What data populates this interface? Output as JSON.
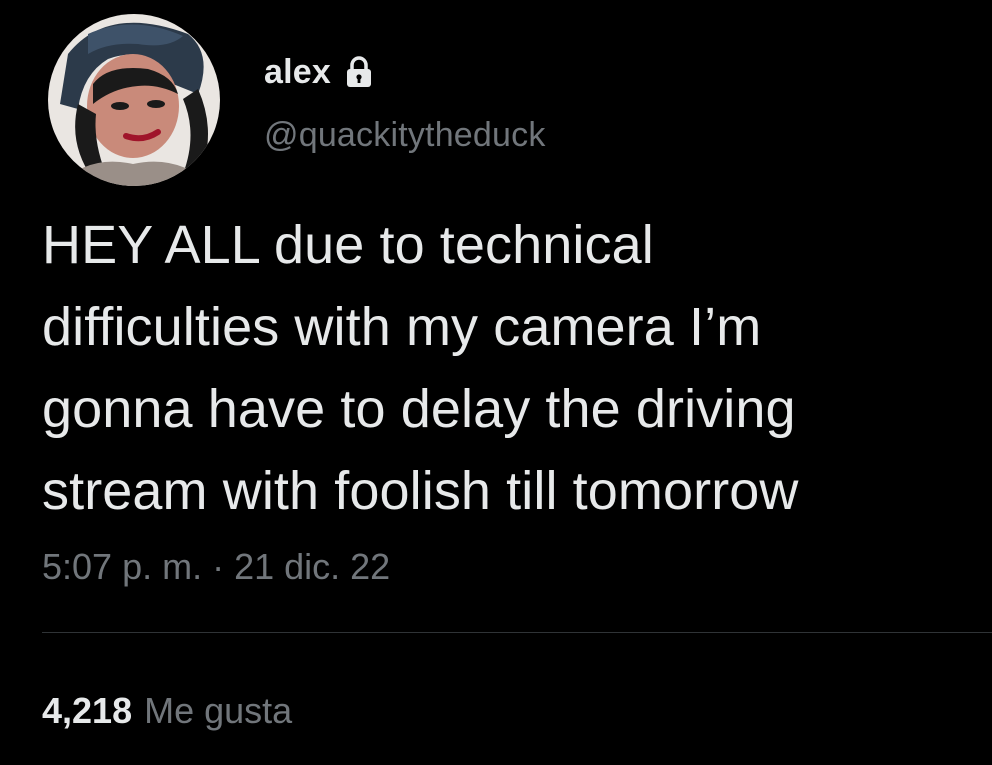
{
  "user": {
    "display_name": "alex",
    "handle": "@quackitytheduck",
    "verified_icon": "lock-icon",
    "avatar_icon": "profile-avatar"
  },
  "tweet": {
    "lines": [
      "HEY ALL due to technical",
      "difficulties with my camera I’m",
      "gonna have to delay the driving",
      "stream with foolish till tomorrow"
    ],
    "timestamp": "5:07 p. m. · 21 dic. 22"
  },
  "stats": {
    "likes_count": "4,218",
    "likes_label": "Me gusta"
  },
  "colors": {
    "background": "#000000",
    "primary_text": "#e7e9ea",
    "secondary_text": "#71767b",
    "divider": "#2f3336"
  }
}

### TASK TO COMPLETE
Where a line holds "with", copy it out.

### FINAL RESULT
      "difficulties with my camera I’m",
      "stream with foolish till tomorrow"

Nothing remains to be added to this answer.